> _Task brief_
Pick out all lines of the entries that include the word "this" and copy them.

┌──

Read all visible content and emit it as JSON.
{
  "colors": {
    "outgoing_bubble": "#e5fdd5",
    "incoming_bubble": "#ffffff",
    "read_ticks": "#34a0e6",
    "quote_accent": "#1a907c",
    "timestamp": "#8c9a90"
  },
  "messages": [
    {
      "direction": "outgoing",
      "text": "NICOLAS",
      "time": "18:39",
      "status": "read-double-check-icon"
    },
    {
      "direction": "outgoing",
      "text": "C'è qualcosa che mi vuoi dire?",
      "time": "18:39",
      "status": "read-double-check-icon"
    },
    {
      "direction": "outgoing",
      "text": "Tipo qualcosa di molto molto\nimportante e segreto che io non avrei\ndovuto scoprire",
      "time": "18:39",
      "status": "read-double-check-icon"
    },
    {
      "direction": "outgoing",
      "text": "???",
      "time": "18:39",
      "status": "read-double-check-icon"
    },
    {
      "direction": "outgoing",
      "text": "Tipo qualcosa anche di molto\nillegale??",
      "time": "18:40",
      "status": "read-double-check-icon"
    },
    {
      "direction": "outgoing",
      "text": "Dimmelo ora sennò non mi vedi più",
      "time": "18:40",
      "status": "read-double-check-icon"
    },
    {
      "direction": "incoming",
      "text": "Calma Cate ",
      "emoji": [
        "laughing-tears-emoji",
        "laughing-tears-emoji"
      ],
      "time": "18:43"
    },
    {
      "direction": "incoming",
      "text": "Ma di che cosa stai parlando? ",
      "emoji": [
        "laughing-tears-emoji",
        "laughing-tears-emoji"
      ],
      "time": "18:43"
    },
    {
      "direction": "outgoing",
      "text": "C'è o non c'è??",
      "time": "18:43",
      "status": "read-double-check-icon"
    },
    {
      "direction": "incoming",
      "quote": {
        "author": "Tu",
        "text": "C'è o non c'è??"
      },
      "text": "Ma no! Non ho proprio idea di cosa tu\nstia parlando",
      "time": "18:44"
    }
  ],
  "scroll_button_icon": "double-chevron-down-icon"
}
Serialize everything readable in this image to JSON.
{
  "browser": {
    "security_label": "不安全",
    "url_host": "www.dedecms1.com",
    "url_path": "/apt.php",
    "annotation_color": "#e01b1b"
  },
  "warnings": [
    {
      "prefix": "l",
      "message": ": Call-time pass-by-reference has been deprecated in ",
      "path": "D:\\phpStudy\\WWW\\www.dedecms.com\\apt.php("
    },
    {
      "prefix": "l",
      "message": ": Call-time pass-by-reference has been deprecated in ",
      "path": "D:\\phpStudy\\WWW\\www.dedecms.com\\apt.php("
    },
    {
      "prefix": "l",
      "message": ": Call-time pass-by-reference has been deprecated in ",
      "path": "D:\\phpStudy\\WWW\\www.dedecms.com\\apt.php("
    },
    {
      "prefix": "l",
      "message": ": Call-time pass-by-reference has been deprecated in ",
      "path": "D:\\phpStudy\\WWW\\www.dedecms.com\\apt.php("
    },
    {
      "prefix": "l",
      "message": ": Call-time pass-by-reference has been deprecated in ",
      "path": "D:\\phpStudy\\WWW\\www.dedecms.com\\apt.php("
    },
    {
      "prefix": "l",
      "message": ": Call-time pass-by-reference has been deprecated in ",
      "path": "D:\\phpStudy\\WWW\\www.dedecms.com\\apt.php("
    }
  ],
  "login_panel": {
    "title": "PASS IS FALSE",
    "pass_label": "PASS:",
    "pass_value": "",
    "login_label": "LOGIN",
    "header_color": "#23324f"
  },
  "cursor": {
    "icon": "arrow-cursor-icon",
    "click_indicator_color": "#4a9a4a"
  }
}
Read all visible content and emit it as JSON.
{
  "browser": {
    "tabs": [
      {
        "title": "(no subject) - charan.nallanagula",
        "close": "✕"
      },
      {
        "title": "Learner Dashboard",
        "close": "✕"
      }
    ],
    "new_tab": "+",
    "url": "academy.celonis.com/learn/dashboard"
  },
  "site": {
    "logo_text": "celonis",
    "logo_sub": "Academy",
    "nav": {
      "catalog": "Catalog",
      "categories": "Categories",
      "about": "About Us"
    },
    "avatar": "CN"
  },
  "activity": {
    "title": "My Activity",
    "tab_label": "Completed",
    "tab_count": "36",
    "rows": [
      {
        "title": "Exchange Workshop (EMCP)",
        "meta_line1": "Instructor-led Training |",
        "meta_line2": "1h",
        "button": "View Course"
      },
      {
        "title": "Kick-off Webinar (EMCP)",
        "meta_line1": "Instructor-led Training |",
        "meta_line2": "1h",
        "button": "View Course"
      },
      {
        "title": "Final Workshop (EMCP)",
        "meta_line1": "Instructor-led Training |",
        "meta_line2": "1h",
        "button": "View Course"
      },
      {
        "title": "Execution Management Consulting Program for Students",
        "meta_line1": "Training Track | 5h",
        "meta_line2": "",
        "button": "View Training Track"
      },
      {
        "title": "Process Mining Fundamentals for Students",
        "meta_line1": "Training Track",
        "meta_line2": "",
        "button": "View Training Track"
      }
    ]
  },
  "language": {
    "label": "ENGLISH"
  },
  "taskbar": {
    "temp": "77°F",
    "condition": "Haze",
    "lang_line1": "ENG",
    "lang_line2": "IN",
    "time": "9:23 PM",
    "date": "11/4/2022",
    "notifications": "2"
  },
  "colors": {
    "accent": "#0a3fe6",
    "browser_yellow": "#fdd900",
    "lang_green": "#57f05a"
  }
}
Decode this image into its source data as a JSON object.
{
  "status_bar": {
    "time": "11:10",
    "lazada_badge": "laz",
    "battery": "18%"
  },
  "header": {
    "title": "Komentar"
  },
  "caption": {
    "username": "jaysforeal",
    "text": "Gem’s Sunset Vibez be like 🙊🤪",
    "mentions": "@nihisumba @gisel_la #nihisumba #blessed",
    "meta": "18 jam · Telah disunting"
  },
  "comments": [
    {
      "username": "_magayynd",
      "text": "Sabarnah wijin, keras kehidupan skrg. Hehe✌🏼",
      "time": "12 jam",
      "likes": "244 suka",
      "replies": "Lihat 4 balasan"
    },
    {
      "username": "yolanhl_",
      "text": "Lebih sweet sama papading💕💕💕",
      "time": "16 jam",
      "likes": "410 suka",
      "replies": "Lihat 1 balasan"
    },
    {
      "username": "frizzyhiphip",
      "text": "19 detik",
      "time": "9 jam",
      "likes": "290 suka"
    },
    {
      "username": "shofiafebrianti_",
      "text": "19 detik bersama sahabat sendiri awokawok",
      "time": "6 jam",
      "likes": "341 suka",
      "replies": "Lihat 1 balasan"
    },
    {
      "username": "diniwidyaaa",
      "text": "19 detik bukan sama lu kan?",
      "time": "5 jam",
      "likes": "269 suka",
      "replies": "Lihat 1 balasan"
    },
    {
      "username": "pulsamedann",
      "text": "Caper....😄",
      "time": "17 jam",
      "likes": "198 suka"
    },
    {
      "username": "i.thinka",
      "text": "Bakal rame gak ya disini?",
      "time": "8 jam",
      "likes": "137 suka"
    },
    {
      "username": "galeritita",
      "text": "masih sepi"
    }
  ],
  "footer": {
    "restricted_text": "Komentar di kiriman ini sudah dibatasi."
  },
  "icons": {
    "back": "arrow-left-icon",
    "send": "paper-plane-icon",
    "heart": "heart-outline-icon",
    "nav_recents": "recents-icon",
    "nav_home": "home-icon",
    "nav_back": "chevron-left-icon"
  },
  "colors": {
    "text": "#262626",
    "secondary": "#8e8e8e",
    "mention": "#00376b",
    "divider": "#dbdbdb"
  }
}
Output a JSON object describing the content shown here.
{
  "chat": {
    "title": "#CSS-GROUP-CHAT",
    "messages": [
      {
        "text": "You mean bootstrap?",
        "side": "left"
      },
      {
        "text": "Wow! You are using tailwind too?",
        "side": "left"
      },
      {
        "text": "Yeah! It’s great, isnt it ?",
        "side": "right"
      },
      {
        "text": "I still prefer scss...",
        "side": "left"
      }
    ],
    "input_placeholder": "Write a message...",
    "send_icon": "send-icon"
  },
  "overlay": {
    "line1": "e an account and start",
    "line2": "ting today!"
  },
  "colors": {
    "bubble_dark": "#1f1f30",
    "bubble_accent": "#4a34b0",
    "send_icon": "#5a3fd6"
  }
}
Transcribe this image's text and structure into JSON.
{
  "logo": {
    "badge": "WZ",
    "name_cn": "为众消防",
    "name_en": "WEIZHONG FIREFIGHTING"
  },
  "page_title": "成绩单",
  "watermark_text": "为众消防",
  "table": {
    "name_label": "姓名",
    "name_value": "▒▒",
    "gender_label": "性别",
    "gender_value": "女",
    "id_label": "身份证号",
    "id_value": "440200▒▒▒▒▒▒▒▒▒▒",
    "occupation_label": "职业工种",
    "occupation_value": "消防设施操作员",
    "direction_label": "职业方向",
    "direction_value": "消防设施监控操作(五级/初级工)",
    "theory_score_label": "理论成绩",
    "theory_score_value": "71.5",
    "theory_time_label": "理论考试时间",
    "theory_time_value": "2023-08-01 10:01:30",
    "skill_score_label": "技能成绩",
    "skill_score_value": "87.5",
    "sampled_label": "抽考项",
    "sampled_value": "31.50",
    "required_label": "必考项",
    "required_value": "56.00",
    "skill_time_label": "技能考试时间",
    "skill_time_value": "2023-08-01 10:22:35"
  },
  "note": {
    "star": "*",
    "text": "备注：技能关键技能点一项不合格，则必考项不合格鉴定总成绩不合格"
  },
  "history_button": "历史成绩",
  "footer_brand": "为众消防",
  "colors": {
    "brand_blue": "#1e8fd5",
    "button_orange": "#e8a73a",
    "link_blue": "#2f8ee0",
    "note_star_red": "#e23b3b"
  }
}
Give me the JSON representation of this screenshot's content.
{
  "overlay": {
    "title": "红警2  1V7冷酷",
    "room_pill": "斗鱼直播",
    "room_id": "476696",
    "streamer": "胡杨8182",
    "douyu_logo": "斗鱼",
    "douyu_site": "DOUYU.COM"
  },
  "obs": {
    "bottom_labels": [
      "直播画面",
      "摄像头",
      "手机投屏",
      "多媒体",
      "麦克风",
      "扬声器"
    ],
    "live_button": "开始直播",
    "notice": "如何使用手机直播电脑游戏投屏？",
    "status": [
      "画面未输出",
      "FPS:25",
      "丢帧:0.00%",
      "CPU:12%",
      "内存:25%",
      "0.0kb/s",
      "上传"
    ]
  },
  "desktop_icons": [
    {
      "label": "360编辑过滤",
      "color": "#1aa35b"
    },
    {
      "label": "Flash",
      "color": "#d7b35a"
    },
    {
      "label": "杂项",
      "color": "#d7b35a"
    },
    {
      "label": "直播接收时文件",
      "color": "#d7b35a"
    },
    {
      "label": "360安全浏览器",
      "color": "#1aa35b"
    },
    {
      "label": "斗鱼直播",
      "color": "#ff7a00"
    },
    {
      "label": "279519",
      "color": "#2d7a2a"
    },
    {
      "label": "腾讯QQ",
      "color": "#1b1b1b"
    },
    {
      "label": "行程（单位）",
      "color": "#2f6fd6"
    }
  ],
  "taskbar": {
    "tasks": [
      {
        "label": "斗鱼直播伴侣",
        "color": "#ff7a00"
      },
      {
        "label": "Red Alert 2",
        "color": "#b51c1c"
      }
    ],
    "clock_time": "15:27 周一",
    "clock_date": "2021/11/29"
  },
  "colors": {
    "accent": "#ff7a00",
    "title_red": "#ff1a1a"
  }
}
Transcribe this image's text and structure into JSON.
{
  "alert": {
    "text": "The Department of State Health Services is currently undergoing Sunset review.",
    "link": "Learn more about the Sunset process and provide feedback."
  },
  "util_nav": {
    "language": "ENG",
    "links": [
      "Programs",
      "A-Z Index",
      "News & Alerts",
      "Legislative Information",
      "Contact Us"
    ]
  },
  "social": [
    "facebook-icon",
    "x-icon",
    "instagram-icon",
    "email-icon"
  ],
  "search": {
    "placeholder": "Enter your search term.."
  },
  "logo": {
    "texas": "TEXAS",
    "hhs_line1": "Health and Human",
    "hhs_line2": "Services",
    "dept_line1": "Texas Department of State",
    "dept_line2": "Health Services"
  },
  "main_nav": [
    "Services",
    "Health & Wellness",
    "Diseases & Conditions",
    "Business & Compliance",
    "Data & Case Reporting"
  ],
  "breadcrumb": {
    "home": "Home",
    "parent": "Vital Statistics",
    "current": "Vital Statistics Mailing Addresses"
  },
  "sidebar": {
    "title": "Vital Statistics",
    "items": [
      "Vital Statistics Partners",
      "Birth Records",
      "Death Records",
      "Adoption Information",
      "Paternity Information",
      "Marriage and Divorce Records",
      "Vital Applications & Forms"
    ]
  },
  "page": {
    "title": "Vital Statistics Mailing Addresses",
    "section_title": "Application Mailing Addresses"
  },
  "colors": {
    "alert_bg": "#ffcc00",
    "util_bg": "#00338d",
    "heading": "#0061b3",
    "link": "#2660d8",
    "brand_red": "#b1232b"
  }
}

└──

> _Finished task_
Serialize everything readable in this image to JSON.
Decode this image into its source data as a JSON object.
Transcribe this image's text and structure into JSON.
Give me the JSON representation of this screenshot's content.
Transcribe this image's text and structure into JSON.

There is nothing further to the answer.